* TASK STATEMENT *
Leave the pictures out, and retype all of the material exactly as written.
GIVEN DATA start
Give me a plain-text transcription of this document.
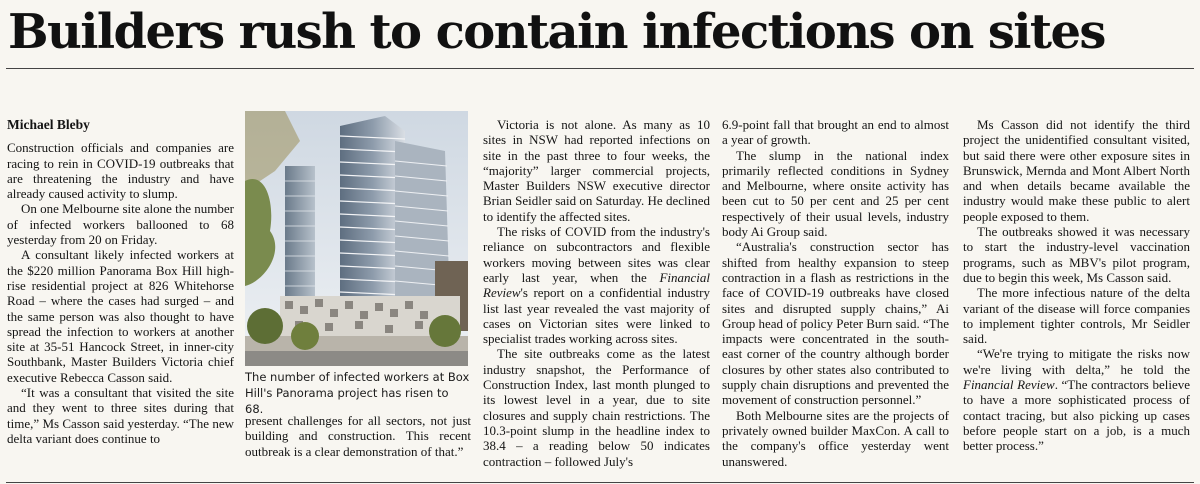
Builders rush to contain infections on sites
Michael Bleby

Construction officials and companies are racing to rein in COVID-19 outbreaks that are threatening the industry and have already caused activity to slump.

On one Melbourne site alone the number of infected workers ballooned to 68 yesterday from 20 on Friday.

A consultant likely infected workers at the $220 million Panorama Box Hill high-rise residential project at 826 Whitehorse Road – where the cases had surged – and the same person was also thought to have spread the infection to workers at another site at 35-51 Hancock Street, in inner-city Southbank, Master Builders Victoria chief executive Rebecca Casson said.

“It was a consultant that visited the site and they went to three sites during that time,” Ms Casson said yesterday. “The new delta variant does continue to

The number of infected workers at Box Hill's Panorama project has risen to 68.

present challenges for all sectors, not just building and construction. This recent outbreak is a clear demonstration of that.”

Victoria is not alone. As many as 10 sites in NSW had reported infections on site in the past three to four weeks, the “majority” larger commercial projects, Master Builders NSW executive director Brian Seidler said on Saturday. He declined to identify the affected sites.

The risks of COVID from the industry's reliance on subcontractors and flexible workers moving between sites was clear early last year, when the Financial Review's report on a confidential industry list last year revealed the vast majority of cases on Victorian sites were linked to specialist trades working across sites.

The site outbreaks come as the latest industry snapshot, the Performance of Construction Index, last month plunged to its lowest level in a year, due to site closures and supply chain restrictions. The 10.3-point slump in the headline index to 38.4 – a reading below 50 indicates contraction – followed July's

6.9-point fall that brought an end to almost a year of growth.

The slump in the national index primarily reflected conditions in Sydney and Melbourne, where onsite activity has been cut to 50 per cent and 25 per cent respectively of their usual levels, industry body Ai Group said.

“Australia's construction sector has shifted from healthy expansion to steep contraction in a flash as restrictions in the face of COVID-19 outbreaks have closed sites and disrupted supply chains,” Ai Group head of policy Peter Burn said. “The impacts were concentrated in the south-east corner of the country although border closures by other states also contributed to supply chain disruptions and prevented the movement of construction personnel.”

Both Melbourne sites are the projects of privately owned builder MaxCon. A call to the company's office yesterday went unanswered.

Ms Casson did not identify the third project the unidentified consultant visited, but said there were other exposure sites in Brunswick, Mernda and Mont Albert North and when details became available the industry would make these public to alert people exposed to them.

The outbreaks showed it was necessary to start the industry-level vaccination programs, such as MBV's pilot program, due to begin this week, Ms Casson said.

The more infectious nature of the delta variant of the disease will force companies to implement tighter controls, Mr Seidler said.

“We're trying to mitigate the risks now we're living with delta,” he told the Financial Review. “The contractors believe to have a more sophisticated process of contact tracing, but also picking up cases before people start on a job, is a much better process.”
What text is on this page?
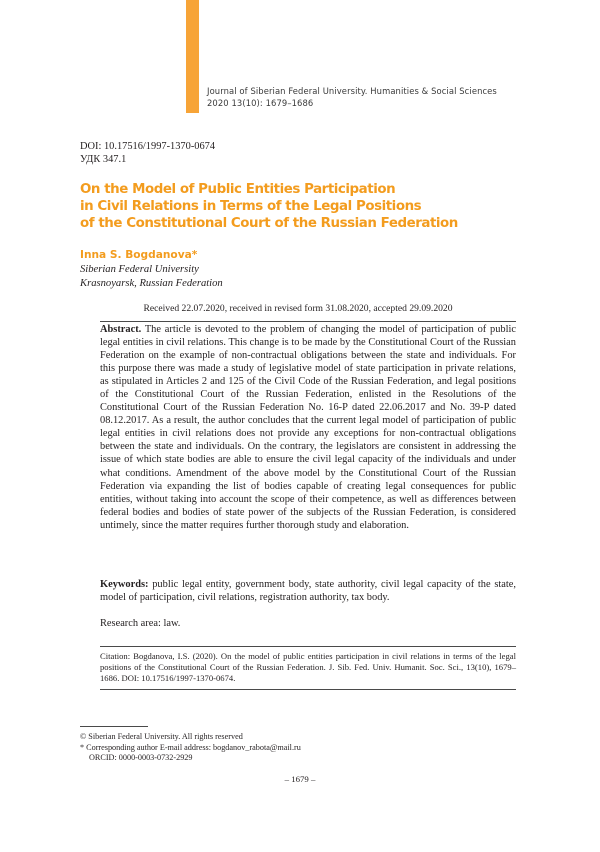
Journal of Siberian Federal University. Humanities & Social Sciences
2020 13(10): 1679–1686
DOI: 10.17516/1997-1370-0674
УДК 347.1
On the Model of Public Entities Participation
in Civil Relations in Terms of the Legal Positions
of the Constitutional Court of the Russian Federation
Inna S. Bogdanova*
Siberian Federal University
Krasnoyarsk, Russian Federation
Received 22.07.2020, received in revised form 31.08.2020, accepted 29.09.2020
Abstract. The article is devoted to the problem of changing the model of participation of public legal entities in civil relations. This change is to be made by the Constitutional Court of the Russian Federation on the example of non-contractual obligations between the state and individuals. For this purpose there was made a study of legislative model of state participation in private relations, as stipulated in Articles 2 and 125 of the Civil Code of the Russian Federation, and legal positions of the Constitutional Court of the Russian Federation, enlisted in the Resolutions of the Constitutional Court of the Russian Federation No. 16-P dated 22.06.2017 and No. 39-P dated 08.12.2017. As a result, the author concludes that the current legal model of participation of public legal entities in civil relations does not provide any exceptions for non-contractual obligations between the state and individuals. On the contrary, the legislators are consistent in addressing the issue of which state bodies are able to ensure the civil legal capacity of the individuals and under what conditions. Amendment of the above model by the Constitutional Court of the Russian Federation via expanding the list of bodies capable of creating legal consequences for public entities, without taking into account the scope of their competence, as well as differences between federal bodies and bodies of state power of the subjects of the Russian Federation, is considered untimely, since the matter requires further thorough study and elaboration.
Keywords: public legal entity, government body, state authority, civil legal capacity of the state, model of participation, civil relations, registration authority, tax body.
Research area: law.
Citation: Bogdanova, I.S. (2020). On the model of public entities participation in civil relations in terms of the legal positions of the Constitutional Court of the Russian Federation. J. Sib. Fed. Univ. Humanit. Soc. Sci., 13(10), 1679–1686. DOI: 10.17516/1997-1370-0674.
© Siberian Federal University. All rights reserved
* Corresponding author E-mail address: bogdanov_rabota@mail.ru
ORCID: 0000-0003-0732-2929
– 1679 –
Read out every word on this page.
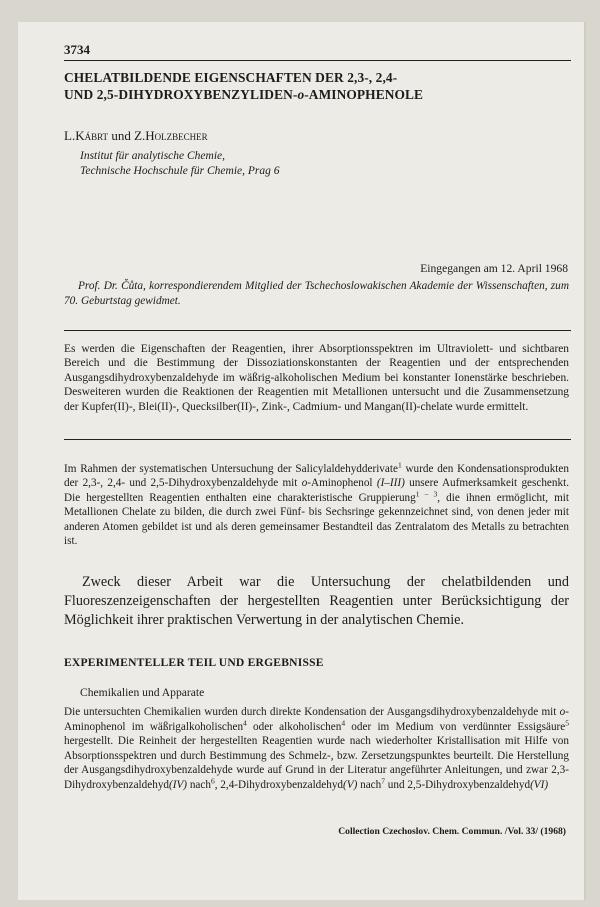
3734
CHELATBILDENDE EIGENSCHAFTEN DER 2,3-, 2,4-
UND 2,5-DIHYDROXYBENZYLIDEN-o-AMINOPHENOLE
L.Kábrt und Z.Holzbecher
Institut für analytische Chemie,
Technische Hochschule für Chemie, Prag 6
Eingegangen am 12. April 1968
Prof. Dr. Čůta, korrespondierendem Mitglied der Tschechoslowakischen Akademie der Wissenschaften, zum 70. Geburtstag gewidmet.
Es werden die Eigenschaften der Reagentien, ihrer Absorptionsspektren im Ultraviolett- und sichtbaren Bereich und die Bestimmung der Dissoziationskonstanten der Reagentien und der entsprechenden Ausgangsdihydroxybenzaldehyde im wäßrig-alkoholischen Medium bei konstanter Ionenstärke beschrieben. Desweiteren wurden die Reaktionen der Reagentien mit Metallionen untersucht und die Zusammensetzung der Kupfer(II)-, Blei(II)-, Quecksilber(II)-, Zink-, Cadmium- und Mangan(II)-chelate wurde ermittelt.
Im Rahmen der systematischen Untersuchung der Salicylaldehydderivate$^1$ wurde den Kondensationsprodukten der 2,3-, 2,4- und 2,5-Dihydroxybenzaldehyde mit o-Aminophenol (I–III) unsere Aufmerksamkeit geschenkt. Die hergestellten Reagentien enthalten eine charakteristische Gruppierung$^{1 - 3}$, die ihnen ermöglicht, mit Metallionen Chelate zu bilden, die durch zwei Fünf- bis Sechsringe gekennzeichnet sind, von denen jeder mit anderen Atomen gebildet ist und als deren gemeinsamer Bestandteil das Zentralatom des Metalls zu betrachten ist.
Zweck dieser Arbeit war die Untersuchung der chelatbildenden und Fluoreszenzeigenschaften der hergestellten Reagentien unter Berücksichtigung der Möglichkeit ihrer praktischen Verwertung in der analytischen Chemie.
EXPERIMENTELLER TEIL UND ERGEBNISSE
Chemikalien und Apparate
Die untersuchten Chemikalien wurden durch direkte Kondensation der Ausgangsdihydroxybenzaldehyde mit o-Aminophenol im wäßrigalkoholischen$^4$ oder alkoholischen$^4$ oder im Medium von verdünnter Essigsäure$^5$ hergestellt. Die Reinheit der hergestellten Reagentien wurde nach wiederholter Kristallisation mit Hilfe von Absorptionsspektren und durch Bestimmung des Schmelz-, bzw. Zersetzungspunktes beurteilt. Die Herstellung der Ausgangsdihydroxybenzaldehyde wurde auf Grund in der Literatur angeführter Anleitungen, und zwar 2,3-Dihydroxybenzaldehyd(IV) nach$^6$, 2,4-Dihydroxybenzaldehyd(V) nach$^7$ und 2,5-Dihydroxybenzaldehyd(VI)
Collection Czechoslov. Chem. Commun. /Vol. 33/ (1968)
GIVEN DATA end
* OUTPUT OF THE EXERCISE *
Give me a plain-text transcription of this document.
Builders rush to contain infections on sites
Michael Bleby

Construction officials and companies are racing to rein in COVID-19 outbreaks that are threatening the industry and have already caused activity to slump.

On one Melbourne site alone the number of infected workers ballooned to 68 yesterday from 20 on Friday.

A consultant likely infected workers at the $220 million Panorama Box Hill high-rise residential project at 826 Whitehorse Road – where the cases had surged – and the same person was also thought to have spread the infection to workers at another site at 35-51 Hancock Street, in inner-city Southbank, Master Builders Victoria chief executive Rebecca Casson said.

“It was a consultant that visited the site and they went to three sites during that time,” Ms Casson said yesterday. “The new delta variant does continue to

The number of infected workers at Box Hill's Panorama project has risen to 68.

present challenges for all sectors, not just building and construction. This recent outbreak is a clear demonstration of that.”

Victoria is not alone. As many as 10 sites in NSW had reported infections on site in the past three to four weeks, the “majority” larger commercial projects, Master Builders NSW executive director Brian Seidler said on Saturday. He declined to identify the affected sites.

The risks of COVID from the industry's reliance on subcontractors and flexible workers moving between sites was clear early last year, when the Financial Review's report on a confidential industry list last year revealed the vast majority of cases on Victorian sites were linked to specialist trades working across sites.

The site outbreaks come as the latest industry snapshot, the Performance of Construction Index, last month plunged to its lowest level in a year, due to site closures and supply chain restrictions. The 10.3-point slump in the headline index to 38.4 – a reading below 50 indicates contraction – followed July's

6.9-point fall that brought an end to almost a year of growth.

The slump in the national index primarily reflected conditions in Sydney and Melbourne, where onsite activity has been cut to 50 per cent and 25 per cent respectively of their usual levels, industry body Ai Group said.

“Australia's construction sector has shifted from healthy expansion to steep contraction in a flash as restrictions in the face of COVID-19 outbreaks have closed sites and disrupted supply chains,” Ai Group head of policy Peter Burn said. “The impacts were concentrated in the south-east corner of the country although border closures by other states also contributed to supply chain disruptions and prevented the movement of construction personnel.”

Both Melbourne sites are the projects of privately owned builder MaxCon. A call to the company's office yesterday went unanswered.

Ms Casson did not identify the third project the unidentified consultant visited, but said there were other exposure sites in Brunswick, Mernda and Mont Albert North and when details became available the industry would make these public to alert people exposed to them.

The outbreaks showed it was necessary to start the industry-level vaccination programs, such as MBV's pilot program, due to begin this week, Ms Casson said.

The more infectious nature of the delta variant of the disease will force companies to implement tighter controls, Mr Seidler said.

“We're trying to mitigate the risks now we're living with delta,” he told the Financial Review. “The contractors believe to have a more sophisticated process of contact tracing, but also picking up cases before people start on a job, is a much better process.”
What text is on this page?
Journal of Siberian Federal University. Humanities & Social Sciences
2020 13(10): 1679–1686
DOI: 10.17516/1997-1370-0674
УДК 347.1
On the Model of Public Entities Participation
in Civil Relations in Terms of the Legal Positions
of the Constitutional Court of the Russian Federation
Inna S. Bogdanova*
Siberian Federal University
Krasnoyarsk, Russian Federation
Received 22.07.2020, received in revised form 31.08.2020, accepted 29.09.2020
Abstract. The article is devoted to the problem of changing the model of participation of public legal entities in civil relations. This change is to be made by the Constitutional Court of the Russian Federation on the example of non-contractual obligations between the state and individuals. For this purpose there was made a study of legislative model of state participation in private relations, as stipulated in Articles 2 and 125 of the Civil Code of the Russian Federation, and legal positions of the Constitutional Court of the Russian Federation, enlisted in the Resolutions of the Constitutional Court of the Russian Federation No. 16-P dated 22.06.2017 and No. 39-P dated 08.12.2017. As a result, the author concludes that the current legal model of participation of public legal entities in civil relations does not provide any exceptions for non-contractual obligations between the state and individuals. On the contrary, the legislators are consistent in addressing the issue of which state bodies are able to ensure the civil legal capacity of the individuals and under what conditions. Amendment of the above model by the Constitutional Court of the Russian Federation via expanding the list of bodies capable of creating legal consequences for public entities, without taking into account the scope of their competence, as well as differences between federal bodies and bodies of state power of the subjects of the Russian Federation, is considered untimely, since the matter requires further thorough study and elaboration.
Keywords: public legal entity, government body, state authority, civil legal capacity of the state, model of participation, civil relations, registration authority, tax body.
Research area: law.
Citation: Bogdanova, I.S. (2020). On the model of public entities participation in civil relations in terms of the legal positions of the Constitutional Court of the Russian Federation. J. Sib. Fed. Univ. Humanit. Soc. Sci., 13(10), 1679–1686. DOI: 10.17516/1997-1370-0674.
© Siberian Federal University. All rights reserved
* Corresponding author E-mail address: bogdanov_rabota@mail.ru
ORCID: 0000-0003-0732-2929
– 1679 –
Read out every word on this page.
3734
CHELATBILDENDE EIGENSCHAFTEN DER 2,3-, 2,4-
UND 2,5-DIHYDROXYBENZYLIDEN-o-AMINOPHENOLE
L.Kábrt und Z.Holzbecher
Institut für analytische Chemie,
Technische Hochschule für Chemie, Prag 6
Eingegangen am 12. April 1968
Prof. Dr. Čůta, korrespondierendem Mitglied der Tschechoslowakischen Akademie der Wissenschaften, zum 70. Geburtstag gewidmet.
Es werden die Eigenschaften der Reagentien, ihrer Absorptionsspektren im Ultraviolett- und sichtbaren Bereich und die Bestimmung der Dissoziationskonstanten der Reagentien und der entsprechenden Ausgangsdihydroxybenzaldehyde im wäßrig-alkoholischen Medium bei konstanter Ionenstärke beschrieben. Desweiteren wurden die Reaktionen der Reagentien mit Metallionen untersucht und die Zusammensetzung der Kupfer(II)-, Blei(II)-, Quecksilber(II)-, Zink-, Cadmium- und Mangan(II)-chelate wurde ermittelt.
Im Rahmen der systematischen Untersuchung der Salicylaldehydderivate$^1$ wurde den Kondensationsprodukten der 2,3-, 2,4- und 2,5-Dihydroxybenzaldehyde mit o-Aminophenol (I–III) unsere Aufmerksamkeit geschenkt. Die hergestellten Reagentien enthalten eine charakteristische Gruppierung$^{1 - 3}$, die ihnen ermöglicht, mit Metallionen Chelate zu bilden, die durch zwei Fünf- bis Sechsringe gekennzeichnet sind, von denen jeder mit anderen Atomen gebildet ist und als deren gemeinsamer Bestandteil das Zentralatom des Metalls zu betrachten ist.
Zweck dieser Arbeit war die Untersuchung der chelatbildenden und Fluoreszenzeigenschaften der hergestellten Reagentien unter Berücksichtigung der Möglichkeit ihrer praktischen Verwertung in der analytischen Chemie.
EXPERIMENTELLER TEIL UND ERGEBNISSE
Chemikalien und Apparate
Die untersuchten Chemikalien wurden durch direkte Kondensation der Ausgangsdihydroxybenzaldehyde mit o-Aminophenol im wäßrigalkoholischen$^4$ oder alkoholischen$^4$ oder im Medium von verdünnter Essigsäure$^5$ hergestellt. Die Reinheit der hergestellten Reagentien wurde nach wiederholter Kristallisation mit Hilfe von Absorptionsspektren und durch Bestimmung des Schmelz-, bzw. Zersetzungspunktes beurteilt. Die Herstellung der Ausgangsdihydroxybenzaldehyde wurde auf Grund in der Literatur angeführter Anleitungen, und zwar 2,3-Dihydroxybenzaldehyd(IV) nach$^6$, 2,4-Dihydroxybenzaldehyd(V) nach$^7$ und 2,5-Dihydroxybenzaldehyd(VI)
Collection Czechoslov. Chem. Commun. /Vol. 33/ (1968)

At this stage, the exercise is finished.